◆ Instructions to follow: Would you quote every entry exactly, dropping only the pictures?

◆ Data to use:
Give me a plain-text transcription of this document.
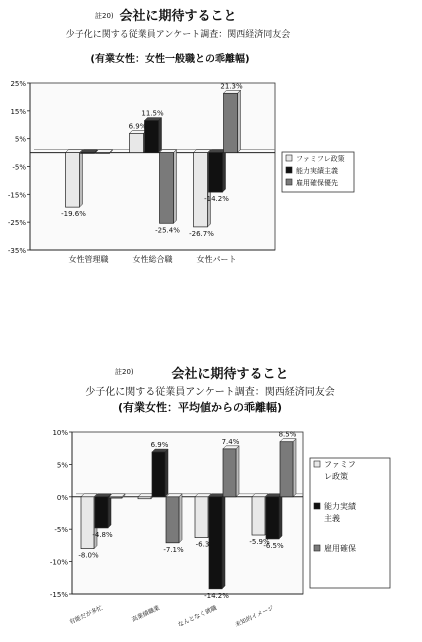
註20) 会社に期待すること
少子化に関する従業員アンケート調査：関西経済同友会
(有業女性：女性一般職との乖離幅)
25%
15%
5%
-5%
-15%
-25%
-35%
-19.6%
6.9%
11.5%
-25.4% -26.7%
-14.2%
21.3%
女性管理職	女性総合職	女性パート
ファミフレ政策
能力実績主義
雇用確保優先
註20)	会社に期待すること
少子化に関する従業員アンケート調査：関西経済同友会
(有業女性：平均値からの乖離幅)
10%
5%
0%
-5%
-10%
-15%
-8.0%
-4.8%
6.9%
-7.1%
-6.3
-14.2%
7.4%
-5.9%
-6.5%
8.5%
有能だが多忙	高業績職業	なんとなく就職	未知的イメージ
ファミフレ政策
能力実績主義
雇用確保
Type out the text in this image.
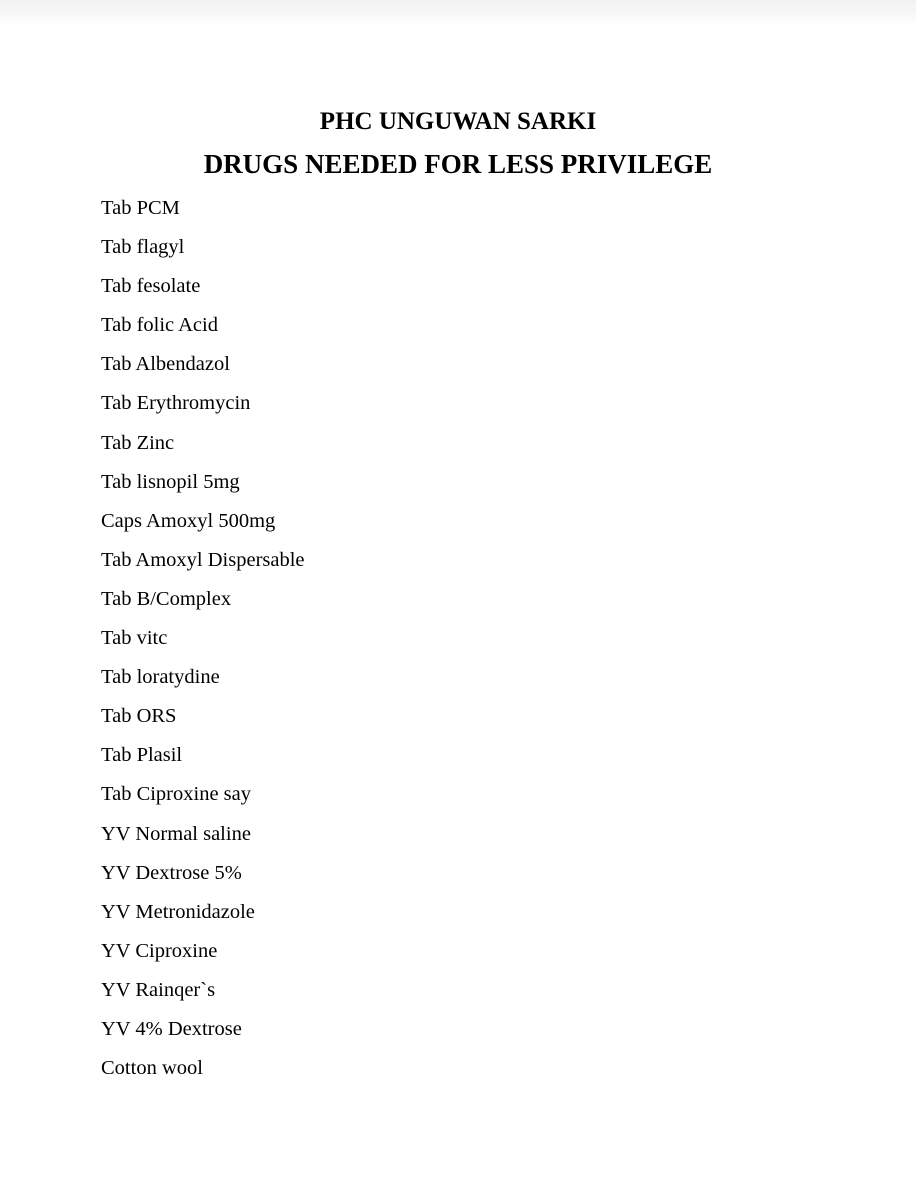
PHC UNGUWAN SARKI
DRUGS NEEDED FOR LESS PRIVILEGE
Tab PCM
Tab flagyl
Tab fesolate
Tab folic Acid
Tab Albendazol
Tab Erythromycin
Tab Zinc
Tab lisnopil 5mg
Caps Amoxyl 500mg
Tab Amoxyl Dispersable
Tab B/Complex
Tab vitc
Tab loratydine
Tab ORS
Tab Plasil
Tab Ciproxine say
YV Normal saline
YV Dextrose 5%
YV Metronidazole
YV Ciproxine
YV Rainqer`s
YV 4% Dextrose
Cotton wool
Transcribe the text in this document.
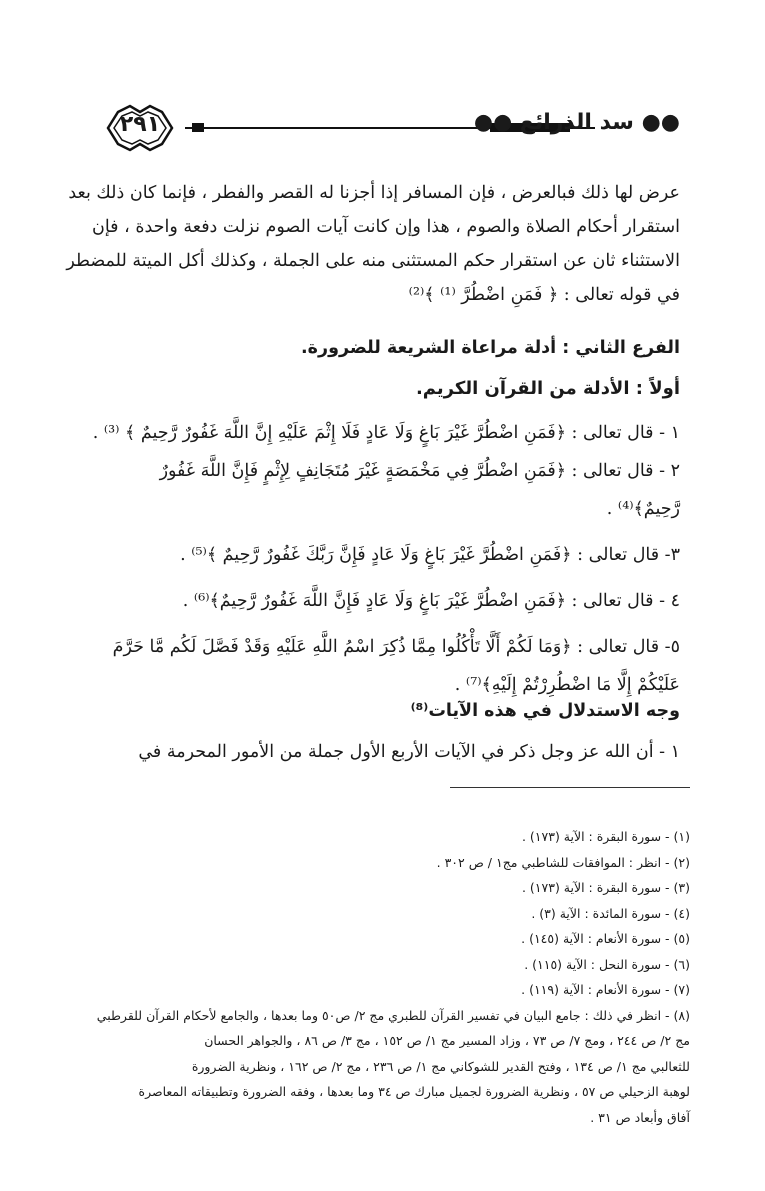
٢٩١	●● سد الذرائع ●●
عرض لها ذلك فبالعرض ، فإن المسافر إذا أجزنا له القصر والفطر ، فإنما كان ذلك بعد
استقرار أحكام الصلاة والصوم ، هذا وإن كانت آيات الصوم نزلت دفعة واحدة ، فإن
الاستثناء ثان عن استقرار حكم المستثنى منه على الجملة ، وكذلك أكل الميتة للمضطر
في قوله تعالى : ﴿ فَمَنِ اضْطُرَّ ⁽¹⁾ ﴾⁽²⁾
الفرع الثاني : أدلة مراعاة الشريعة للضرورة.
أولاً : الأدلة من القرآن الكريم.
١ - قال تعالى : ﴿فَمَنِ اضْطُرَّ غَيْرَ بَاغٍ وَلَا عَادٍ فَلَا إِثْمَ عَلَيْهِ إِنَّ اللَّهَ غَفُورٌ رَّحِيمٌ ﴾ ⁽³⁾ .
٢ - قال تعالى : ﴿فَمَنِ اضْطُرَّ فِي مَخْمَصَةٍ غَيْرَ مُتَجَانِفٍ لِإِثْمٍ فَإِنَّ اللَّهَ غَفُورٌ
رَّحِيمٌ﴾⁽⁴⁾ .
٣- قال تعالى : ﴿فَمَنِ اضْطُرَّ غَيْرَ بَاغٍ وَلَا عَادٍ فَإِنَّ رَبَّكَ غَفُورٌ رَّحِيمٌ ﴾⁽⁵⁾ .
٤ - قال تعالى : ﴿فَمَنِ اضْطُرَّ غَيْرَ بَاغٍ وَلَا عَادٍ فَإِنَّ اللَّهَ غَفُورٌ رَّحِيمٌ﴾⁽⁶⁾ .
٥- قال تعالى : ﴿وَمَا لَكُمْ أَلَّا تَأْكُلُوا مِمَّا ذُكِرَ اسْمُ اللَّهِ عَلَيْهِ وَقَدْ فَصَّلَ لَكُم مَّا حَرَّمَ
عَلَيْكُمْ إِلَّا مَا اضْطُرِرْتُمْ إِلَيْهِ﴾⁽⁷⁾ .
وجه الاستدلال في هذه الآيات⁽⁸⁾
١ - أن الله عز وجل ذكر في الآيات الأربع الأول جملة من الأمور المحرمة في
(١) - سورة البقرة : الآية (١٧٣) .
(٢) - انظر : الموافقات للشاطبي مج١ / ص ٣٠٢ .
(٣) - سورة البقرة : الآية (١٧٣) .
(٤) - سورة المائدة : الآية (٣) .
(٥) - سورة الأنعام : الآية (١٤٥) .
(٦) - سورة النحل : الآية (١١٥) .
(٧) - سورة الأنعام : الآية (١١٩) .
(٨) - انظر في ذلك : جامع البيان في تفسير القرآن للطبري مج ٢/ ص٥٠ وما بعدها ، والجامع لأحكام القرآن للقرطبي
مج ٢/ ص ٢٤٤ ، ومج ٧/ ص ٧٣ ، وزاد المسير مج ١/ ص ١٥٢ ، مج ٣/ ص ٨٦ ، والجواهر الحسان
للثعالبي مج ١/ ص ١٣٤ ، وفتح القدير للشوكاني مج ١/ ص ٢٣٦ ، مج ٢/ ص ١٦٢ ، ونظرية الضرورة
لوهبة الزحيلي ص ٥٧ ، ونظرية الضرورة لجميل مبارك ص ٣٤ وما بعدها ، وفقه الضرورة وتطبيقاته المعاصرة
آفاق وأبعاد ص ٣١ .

◆ Reply to the exercise:
Give me a plain-text transcription of this document.
註20) 会社に期待すること
少子化に関する従業員アンケート調査：関西経済同友会
(有業女性：女性一般職との乖離幅)
25%
15%
5%
-5%
-15%
-25%
-35%
-19.6%
6.9%
11.5%
-25.4% -26.7%
-14.2%
21.3%
女性管理職	女性総合職	女性パート
ファミフレ政策
能力実績主義
雇用確保優先
註20)	会社に期待すること
少子化に関する従業員アンケート調査：関西経済同友会
(有業女性：平均値からの乖離幅)
10%
5%
0%
-5%
-10%
-15%
-8.0%
-4.8%
6.9%
-7.1%
-6.3
-14.2%
7.4%
-5.9%
-6.5%
8.5%
有能だが多忙	高業績職業	なんとなく就職	未知的イメージ
ファミフレ政策
能力実績主義
雇用確保
Type out the text in this image.
PHC UNGUWAN SARKI
DRUGS NEEDED FOR LESS PRIVILEGE
Tab PCM
Tab flagyl
Tab fesolate
Tab folic Acid
Tab Albendazol
Tab Erythromycin
Tab Zinc
Tab lisnopil 5mg
Caps Amoxyl 500mg
Tab Amoxyl Dispersable
Tab B/Complex
Tab vitc
Tab loratydine
Tab ORS
Tab Plasil
Tab Ciproxine say
YV Normal saline
YV Dextrose 5%
YV Metronidazole
YV Ciproxine
YV Rainqer`s
YV 4% Dextrose
Cotton wool
Transcribe the text in this document.
٢٩١	●● سد الذرائع ●●
عرض لها ذلك فبالعرض ، فإن المسافر إذا أجزنا له القصر والفطر ، فإنما كان ذلك بعد
استقرار أحكام الصلاة والصوم ، هذا وإن كانت آيات الصوم نزلت دفعة واحدة ، فإن
الاستثناء ثان عن استقرار حكم المستثنى منه على الجملة ، وكذلك أكل الميتة للمضطر
في قوله تعالى : ﴿ فَمَنِ اضْطُرَّ ⁽¹⁾ ﴾⁽²⁾
الفرع الثاني : أدلة مراعاة الشريعة للضرورة.
أولاً : الأدلة من القرآن الكريم.
١ - قال تعالى : ﴿فَمَنِ اضْطُرَّ غَيْرَ بَاغٍ وَلَا عَادٍ فَلَا إِثْمَ عَلَيْهِ إِنَّ اللَّهَ غَفُورٌ رَّحِيمٌ ﴾ ⁽³⁾ .
٢ - قال تعالى : ﴿فَمَنِ اضْطُرَّ فِي مَخْمَصَةٍ غَيْرَ مُتَجَانِفٍ لِإِثْمٍ فَإِنَّ اللَّهَ غَفُورٌ
رَّحِيمٌ﴾⁽⁴⁾ .
٣- قال تعالى : ﴿فَمَنِ اضْطُرَّ غَيْرَ بَاغٍ وَلَا عَادٍ فَإِنَّ رَبَّكَ غَفُورٌ رَّحِيمٌ ﴾⁽⁵⁾ .
٤ - قال تعالى : ﴿فَمَنِ اضْطُرَّ غَيْرَ بَاغٍ وَلَا عَادٍ فَإِنَّ اللَّهَ غَفُورٌ رَّحِيمٌ﴾⁽⁶⁾ .
٥- قال تعالى : ﴿وَمَا لَكُمْ أَلَّا تَأْكُلُوا مِمَّا ذُكِرَ اسْمُ اللَّهِ عَلَيْهِ وَقَدْ فَصَّلَ لَكُم مَّا حَرَّمَ
عَلَيْكُمْ إِلَّا مَا اضْطُرِرْتُمْ إِلَيْهِ﴾⁽⁷⁾ .
وجه الاستدلال في هذه الآيات⁽⁸⁾
١ - أن الله عز وجل ذكر في الآيات الأربع الأول جملة من الأمور المحرمة في
(١) - سورة البقرة : الآية (١٧٣) .
(٢) - انظر : الموافقات للشاطبي مج١ / ص ٣٠٢ .
(٣) - سورة البقرة : الآية (١٧٣) .
(٤) - سورة المائدة : الآية (٣) .
(٥) - سورة الأنعام : الآية (١٤٥) .
(٦) - سورة النحل : الآية (١١٥) .
(٧) - سورة الأنعام : الآية (١١٩) .
(٨) - انظر في ذلك : جامع البيان في تفسير القرآن للطبري مج ٢/ ص٥٠ وما بعدها ، والجامع لأحكام القرآن للقرطبي
مج ٢/ ص ٢٤٤ ، ومج ٧/ ص ٧٣ ، وزاد المسير مج ١/ ص ١٥٢ ، مج ٣/ ص ٨٦ ، والجواهر الحسان
للثعالبي مج ١/ ص ١٣٤ ، وفتح القدير للشوكاني مج ١/ ص ٢٣٦ ، مج ٢/ ص ١٦٢ ، ونظرية الضرورة
لوهبة الزحيلي ص ٥٧ ، ونظرية الضرورة لجميل مبارك ص ٣٤ وما بعدها ، وفقه الضرورة وتطبيقاته المعاصرة
آفاق وأبعاد ص ٣١ .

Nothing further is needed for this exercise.